-- BEGIN EXCERPTED DATA --

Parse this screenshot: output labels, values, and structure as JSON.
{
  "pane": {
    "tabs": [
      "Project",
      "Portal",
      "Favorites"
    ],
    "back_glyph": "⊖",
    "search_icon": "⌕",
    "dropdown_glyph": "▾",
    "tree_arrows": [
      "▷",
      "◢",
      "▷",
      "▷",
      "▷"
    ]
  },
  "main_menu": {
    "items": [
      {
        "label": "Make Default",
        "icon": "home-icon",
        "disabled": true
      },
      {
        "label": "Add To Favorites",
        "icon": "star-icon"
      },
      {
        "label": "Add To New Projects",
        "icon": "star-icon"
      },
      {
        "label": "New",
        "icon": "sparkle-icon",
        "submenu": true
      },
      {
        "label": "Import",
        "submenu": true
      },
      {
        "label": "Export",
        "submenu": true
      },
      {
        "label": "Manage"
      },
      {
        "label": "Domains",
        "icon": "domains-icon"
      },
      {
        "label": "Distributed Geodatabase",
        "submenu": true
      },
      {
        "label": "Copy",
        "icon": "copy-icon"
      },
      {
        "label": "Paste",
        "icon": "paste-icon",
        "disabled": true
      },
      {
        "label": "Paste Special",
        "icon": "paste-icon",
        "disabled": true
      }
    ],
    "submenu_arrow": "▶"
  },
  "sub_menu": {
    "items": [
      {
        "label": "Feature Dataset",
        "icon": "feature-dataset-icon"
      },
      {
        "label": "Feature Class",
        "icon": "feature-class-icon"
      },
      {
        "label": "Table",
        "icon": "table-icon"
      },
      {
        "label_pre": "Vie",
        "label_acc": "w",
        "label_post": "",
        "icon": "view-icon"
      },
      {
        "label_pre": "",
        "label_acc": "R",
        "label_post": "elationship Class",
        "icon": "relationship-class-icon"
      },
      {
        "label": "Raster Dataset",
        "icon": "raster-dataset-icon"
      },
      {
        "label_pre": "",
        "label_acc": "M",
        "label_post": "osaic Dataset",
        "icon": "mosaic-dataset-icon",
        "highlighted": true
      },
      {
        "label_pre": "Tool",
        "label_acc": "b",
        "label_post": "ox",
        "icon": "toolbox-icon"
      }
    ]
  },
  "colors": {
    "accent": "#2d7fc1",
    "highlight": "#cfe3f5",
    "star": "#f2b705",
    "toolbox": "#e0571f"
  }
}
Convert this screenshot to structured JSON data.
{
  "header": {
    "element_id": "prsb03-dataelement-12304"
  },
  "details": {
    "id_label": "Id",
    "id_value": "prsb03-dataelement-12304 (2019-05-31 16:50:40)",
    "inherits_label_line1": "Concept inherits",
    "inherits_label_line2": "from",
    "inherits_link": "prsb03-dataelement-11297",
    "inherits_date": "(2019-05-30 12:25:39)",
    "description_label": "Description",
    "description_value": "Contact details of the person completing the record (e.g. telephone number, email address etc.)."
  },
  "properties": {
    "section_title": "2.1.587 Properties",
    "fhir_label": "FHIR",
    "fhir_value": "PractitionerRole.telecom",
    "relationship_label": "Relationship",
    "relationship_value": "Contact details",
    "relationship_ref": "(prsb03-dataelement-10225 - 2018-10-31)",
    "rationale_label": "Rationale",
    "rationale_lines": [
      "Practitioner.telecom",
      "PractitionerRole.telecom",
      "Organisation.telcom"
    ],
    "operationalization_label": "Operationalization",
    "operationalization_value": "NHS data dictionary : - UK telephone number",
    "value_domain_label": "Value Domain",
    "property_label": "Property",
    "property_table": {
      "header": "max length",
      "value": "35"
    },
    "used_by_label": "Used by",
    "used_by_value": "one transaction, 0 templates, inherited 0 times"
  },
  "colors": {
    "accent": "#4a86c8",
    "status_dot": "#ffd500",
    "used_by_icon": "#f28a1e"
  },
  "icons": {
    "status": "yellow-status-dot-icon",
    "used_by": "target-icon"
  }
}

-- END EXCERPTED DATA --

### [OBJECTIVE]
Repeat all entries. Match them exactly.

### [OUTPUT]
Parse this screenshot: output labels, values, and structure as JSON.
{
  "pane": {
    "tabs": [
      "Project",
      "Portal",
      "Favorites"
    ],
    "back_glyph": "⊖",
    "search_icon": "⌕",
    "dropdown_glyph": "▾",
    "tree_arrows": [
      "▷",
      "◢",
      "▷",
      "▷",
      "▷"
    ]
  },
  "main_menu": {
    "items": [
      {
        "label": "Make Default",
        "icon": "home-icon",
        "disabled": true
      },
      {
        "label": "Add To Favorites",
        "icon": "star-icon"
      },
      {
        "label": "Add To New Projects",
        "icon": "star-icon"
      },
      {
        "label": "New",
        "icon": "sparkle-icon",
        "submenu": true
      },
      {
        "label": "Import",
        "submenu": true
      },
      {
        "label": "Export",
        "submenu": true
      },
      {
        "label": "Manage"
      },
      {
        "label": "Domains",
        "icon": "domains-icon"
      },
      {
        "label": "Distributed Geodatabase",
        "submenu": true
      },
      {
        "label": "Copy",
        "icon": "copy-icon"
      },
      {
        "label": "Paste",
        "icon": "paste-icon",
        "disabled": true
      },
      {
        "label": "Paste Special",
        "icon": "paste-icon",
        "disabled": true
      }
    ],
    "submenu_arrow": "▶"
  },
  "sub_menu": {
    "items": [
      {
        "label": "Feature Dataset",
        "icon": "feature-dataset-icon"
      },
      {
        "label": "Feature Class",
        "icon": "feature-class-icon"
      },
      {
        "label": "Table",
        "icon": "table-icon"
      },
      {
        "label_pre": "Vie",
        "label_acc": "w",
        "label_post": "",
        "icon": "view-icon"
      },
      {
        "label_pre": "",
        "label_acc": "R",
        "label_post": "elationship Class",
        "icon": "relationship-class-icon"
      },
      {
        "label": "Raster Dataset",
        "icon": "raster-dataset-icon"
      },
      {
        "label_pre": "",
        "label_acc": "M",
        "label_post": "osaic Dataset",
        "icon": "mosaic-dataset-icon",
        "highlighted": true
      },
      {
        "label_pre": "Tool",
        "label_acc": "b",
        "label_post": "ox",
        "icon": "toolbox-icon"
      }
    ]
  },
  "colors": {
    "accent": "#2d7fc1",
    "highlight": "#cfe3f5",
    "star": "#f2b705",
    "toolbox": "#e0571f"
  }
}
Convert this screenshot to structured JSON data.
{
  "header": {
    "element_id": "prsb03-dataelement-12304"
  },
  "details": {
    "id_label": "Id",
    "id_value": "prsb03-dataelement-12304 (2019-05-31 16:50:40)",
    "inherits_label_line1": "Concept inherits",
    "inherits_label_line2": "from",
    "inherits_link": "prsb03-dataelement-11297",
    "inherits_date": "(2019-05-30 12:25:39)",
    "description_label": "Description",
    "description_value": "Contact details of the person completing the record (e.g. telephone number, email address etc.)."
  },
  "properties": {
    "section_title": "2.1.587 Properties",
    "fhir_label": "FHIR",
    "fhir_value": "PractitionerRole.telecom",
    "relationship_label": "Relationship",
    "relationship_value": "Contact details",
    "relationship_ref": "(prsb03-dataelement-10225 - 2018-10-31)",
    "rationale_label": "Rationale",
    "rationale_lines": [
      "Practitioner.telecom",
      "PractitionerRole.telecom",
      "Organisation.telcom"
    ],
    "operationalization_label": "Operationalization",
    "operationalization_value": "NHS data dictionary : - UK telephone number",
    "value_domain_label": "Value Domain",
    "property_label": "Property",
    "property_table": {
      "header": "max length",
      "value": "35"
    },
    "used_by_label": "Used by",
    "used_by_value": "one transaction, 0 templates, inherited 0 times"
  },
  "colors": {
    "accent": "#4a86c8",
    "status_dot": "#ffd500",
    "used_by_icon": "#f28a1e"
  },
  "icons": {
    "status": "yellow-status-dot-icon",
    "used_by": "target-icon"
  }
}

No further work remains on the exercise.